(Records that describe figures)
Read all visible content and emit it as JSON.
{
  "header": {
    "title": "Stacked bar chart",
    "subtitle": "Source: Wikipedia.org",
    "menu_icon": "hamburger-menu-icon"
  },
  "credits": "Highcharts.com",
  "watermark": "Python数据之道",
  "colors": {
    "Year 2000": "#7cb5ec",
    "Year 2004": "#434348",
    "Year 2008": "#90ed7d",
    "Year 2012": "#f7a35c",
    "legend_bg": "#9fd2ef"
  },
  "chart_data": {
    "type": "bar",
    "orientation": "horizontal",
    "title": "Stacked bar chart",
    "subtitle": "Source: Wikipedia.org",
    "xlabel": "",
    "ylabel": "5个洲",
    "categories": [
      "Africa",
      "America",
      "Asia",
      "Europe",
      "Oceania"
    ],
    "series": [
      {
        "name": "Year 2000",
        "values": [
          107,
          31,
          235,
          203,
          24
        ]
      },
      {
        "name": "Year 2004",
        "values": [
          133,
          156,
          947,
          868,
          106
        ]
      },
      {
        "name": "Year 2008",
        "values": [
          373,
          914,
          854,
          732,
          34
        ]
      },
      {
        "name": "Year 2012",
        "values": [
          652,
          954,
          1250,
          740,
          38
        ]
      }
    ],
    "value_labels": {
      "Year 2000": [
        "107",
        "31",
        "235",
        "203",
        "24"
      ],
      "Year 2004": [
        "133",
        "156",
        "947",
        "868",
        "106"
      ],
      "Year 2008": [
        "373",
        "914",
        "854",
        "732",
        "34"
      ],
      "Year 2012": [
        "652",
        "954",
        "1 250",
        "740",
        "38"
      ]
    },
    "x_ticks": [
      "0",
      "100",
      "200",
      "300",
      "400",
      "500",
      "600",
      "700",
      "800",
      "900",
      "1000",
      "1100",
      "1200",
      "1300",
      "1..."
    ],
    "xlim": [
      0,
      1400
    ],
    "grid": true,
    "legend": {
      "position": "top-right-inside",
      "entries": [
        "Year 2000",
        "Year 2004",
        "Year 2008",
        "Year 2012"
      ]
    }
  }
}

WHAT IS BEING ASKED: Find every line holding the word "name"; give their count and nothing else.

OUTPUT BELOW: 4